WORK INSTRUCTIONS: Copy each line exactly.

** Begin GIVEN ENTRIES **

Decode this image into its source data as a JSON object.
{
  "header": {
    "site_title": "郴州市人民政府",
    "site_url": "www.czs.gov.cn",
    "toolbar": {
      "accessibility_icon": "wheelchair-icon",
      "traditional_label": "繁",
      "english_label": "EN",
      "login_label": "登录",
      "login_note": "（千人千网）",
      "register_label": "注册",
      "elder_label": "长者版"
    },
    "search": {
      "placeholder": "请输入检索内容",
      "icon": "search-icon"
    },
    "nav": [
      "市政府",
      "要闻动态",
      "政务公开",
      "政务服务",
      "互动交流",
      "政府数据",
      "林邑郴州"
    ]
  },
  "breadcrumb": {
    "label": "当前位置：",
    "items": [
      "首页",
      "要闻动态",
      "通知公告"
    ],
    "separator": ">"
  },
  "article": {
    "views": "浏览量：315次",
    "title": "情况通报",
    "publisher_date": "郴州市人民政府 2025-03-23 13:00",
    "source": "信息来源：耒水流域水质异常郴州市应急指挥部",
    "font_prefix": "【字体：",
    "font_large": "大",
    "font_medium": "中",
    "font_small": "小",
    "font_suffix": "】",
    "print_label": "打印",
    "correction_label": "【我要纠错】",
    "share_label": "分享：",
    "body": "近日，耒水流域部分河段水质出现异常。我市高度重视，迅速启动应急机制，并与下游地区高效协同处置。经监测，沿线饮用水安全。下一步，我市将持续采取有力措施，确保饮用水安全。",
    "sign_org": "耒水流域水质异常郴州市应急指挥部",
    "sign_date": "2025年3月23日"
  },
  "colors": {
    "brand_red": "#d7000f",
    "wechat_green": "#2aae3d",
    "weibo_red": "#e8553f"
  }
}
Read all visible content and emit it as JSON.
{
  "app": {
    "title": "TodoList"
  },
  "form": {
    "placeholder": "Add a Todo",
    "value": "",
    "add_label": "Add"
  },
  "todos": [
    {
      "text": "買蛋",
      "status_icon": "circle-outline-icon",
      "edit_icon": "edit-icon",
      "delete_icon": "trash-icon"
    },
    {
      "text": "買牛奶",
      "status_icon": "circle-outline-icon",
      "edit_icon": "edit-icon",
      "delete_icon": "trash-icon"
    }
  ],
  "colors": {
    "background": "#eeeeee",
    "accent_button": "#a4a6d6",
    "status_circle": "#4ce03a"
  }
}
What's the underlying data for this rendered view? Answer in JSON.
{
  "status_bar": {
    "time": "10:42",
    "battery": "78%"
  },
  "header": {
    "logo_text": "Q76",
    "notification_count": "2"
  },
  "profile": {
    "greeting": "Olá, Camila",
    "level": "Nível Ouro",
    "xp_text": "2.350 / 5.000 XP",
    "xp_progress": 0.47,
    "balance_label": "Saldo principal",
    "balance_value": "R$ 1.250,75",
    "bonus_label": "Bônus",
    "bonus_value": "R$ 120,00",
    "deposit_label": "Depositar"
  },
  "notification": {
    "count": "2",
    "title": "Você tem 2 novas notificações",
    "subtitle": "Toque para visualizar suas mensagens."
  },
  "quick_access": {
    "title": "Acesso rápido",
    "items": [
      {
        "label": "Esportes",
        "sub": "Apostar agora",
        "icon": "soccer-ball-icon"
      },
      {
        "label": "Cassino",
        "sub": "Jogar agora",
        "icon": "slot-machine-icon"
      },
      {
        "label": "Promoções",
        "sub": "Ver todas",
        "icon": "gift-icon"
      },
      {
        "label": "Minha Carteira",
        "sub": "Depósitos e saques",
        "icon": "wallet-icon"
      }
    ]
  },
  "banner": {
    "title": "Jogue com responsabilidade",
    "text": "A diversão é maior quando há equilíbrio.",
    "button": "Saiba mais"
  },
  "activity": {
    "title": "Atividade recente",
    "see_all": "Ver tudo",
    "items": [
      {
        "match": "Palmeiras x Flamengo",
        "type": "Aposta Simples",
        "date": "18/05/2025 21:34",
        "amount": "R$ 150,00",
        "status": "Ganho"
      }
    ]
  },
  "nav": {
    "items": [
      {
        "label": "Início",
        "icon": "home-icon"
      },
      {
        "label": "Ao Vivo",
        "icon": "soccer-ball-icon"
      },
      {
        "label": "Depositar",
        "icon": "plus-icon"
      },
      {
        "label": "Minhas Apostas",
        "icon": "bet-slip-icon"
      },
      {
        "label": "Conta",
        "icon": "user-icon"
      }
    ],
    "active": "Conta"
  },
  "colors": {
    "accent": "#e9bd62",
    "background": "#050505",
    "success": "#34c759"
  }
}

** End GIVEN ENTRIES **

EXPECTED ANSWER:
Decode this image into its source data as a JSON object.
{
  "header": {
    "site_title": "郴州市人民政府",
    "site_url": "www.czs.gov.cn",
    "toolbar": {
      "accessibility_icon": "wheelchair-icon",
      "traditional_label": "繁",
      "english_label": "EN",
      "login_label": "登录",
      "login_note": "（千人千网）",
      "register_label": "注册",
      "elder_label": "长者版"
    },
    "search": {
      "placeholder": "请输入检索内容",
      "icon": "search-icon"
    },
    "nav": [
      "市政府",
      "要闻动态",
      "政务公开",
      "政务服务",
      "互动交流",
      "政府数据",
      "林邑郴州"
    ]
  },
  "breadcrumb": {
    "label": "当前位置：",
    "items": [
      "首页",
      "要闻动态",
      "通知公告"
    ],
    "separator": ">"
  },
  "article": {
    "views": "浏览量：315次",
    "title": "情况通报",
    "publisher_date": "郴州市人民政府 2025-03-23 13:00",
    "source": "信息来源：耒水流域水质异常郴州市应急指挥部",
    "font_prefix": "【字体：",
    "font_large": "大",
    "font_medium": "中",
    "font_small": "小",
    "font_suffix": "】",
    "print_label": "打印",
    "correction_label": "【我要纠错】",
    "share_label": "分享：",
    "body": "近日，耒水流域部分河段水质出现异常。我市高度重视，迅速启动应急机制，并与下游地区高效协同处置。经监测，沿线饮用水安全。下一步，我市将持续采取有力措施，确保饮用水安全。",
    "sign_org": "耒水流域水质异常郴州市应急指挥部",
    "sign_date": "2025年3月23日"
  },
  "colors": {
    "brand_red": "#d7000f",
    "wechat_green": "#2aae3d",
    "weibo_red": "#e8553f"
  }
}
Read all visible content and emit it as JSON.
{
  "app": {
    "title": "TodoList"
  },
  "form": {
    "placeholder": "Add a Todo",
    "value": "",
    "add_label": "Add"
  },
  "todos": [
    {
      "text": "買蛋",
      "status_icon": "circle-outline-icon",
      "edit_icon": "edit-icon",
      "delete_icon": "trash-icon"
    },
    {
      "text": "買牛奶",
      "status_icon": "circle-outline-icon",
      "edit_icon": "edit-icon",
      "delete_icon": "trash-icon"
    }
  ],
  "colors": {
    "background": "#eeeeee",
    "accent_button": "#a4a6d6",
    "status_circle": "#4ce03a"
  }
}
What's the underlying data for this rendered view? Answer in JSON.
{
  "status_bar": {
    "time": "10:42",
    "battery": "78%"
  },
  "header": {
    "logo_text": "Q76",
    "notification_count": "2"
  },
  "profile": {
    "greeting": "Olá, Camila",
    "level": "Nível Ouro",
    "xp_text": "2.350 / 5.000 XP",
    "xp_progress": 0.47,
    "balance_label": "Saldo principal",
    "balance_value": "R$ 1.250,75",
    "bonus_label": "Bônus",
    "bonus_value": "R$ 120,00",
    "deposit_label": "Depositar"
  },
  "notification": {
    "count": "2",
    "title": "Você tem 2 novas notificações",
    "subtitle": "Toque para visualizar suas mensagens."
  },
  "quick_access": {
    "title": "Acesso rápido",
    "items": [
      {
        "label": "Esportes",
        "sub": "Apostar agora",
        "icon": "soccer-ball-icon"
      },
      {
        "label": "Cassino",
        "sub": "Jogar agora",
        "icon": "slot-machine-icon"
      },
      {
        "label": "Promoções",
        "sub": "Ver todas",
        "icon": "gift-icon"
      },
      {
        "label": "Minha Carteira",
        "sub": "Depósitos e saques",
        "icon": "wallet-icon"
      }
    ]
  },
  "banner": {
    "title": "Jogue com responsabilidade",
    "text": "A diversão é maior quando há equilíbrio.",
    "button": "Saiba mais"
  },
  "activity": {
    "title": "Atividade recente",
    "see_all": "Ver tudo",
    "items": [
      {
        "match": "Palmeiras x Flamengo",
        "type": "Aposta Simples",
        "date": "18/05/2025 21:34",
        "amount": "R$ 150,00",
        "status": "Ganho"
      }
    ]
  },
  "nav": {
    "items": [
      {
        "label": "Início",
        "icon": "home-icon"
      },
      {
        "label": "Ao Vivo",
        "icon": "soccer-ball-icon"
      },
      {
        "label": "Depositar",
        "icon": "plus-icon"
      },
      {
        "label": "Minhas Apostas",
        "icon": "bet-slip-icon"
      },
      {
        "label": "Conta",
        "icon": "user-icon"
      }
    ],
    "active": "Conta"
  },
  "colors": {
    "accent": "#e9bd62",
    "background": "#050505",
    "success": "#34c759"
  }
}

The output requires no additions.